• _DATASET EXCERPTS_:
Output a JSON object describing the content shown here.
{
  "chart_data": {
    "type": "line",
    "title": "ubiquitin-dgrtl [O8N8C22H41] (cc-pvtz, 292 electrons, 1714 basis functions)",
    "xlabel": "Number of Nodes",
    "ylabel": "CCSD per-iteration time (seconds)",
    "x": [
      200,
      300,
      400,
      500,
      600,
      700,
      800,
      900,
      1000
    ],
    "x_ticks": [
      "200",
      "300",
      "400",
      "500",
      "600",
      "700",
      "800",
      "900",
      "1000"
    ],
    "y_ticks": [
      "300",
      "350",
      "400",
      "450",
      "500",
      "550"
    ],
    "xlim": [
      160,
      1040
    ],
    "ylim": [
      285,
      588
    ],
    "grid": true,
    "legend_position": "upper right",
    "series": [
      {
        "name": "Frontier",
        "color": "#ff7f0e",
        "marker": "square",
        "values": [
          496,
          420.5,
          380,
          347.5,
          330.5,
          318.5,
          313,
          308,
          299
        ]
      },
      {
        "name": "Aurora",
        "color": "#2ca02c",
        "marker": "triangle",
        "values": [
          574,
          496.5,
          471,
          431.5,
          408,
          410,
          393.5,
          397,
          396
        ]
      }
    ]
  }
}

• _SHORT TASK_:
Repeat the data exactly. Leave nothing out.

• _CORRECT RESPONSE_:
Output a JSON object describing the content shown here.
{
  "chart_data": {
    "type": "line",
    "title": "ubiquitin-dgrtl [O8N8C22H41] (cc-pvtz, 292 electrons, 1714 basis functions)",
    "xlabel": "Number of Nodes",
    "ylabel": "CCSD per-iteration time (seconds)",
    "x": [
      200,
      300,
      400,
      500,
      600,
      700,
      800,
      900,
      1000
    ],
    "x_ticks": [
      "200",
      "300",
      "400",
      "500",
      "600",
      "700",
      "800",
      "900",
      "1000"
    ],
    "y_ticks": [
      "300",
      "350",
      "400",
      "450",
      "500",
      "550"
    ],
    "xlim": [
      160,
      1040
    ],
    "ylim": [
      285,
      588
    ],
    "grid": true,
    "legend_position": "upper right",
    "series": [
      {
        "name": "Frontier",
        "color": "#ff7f0e",
        "marker": "square",
        "values": [
          496,
          420.5,
          380,
          347.5,
          330.5,
          318.5,
          313,
          308,
          299
        ]
      },
      {
        "name": "Aurora",
        "color": "#2ca02c",
        "marker": "triangle",
        "values": [
          574,
          496.5,
          471,
          431.5,
          408,
          410,
          393.5,
          397,
          396
        ]
      }
    ]
  }
}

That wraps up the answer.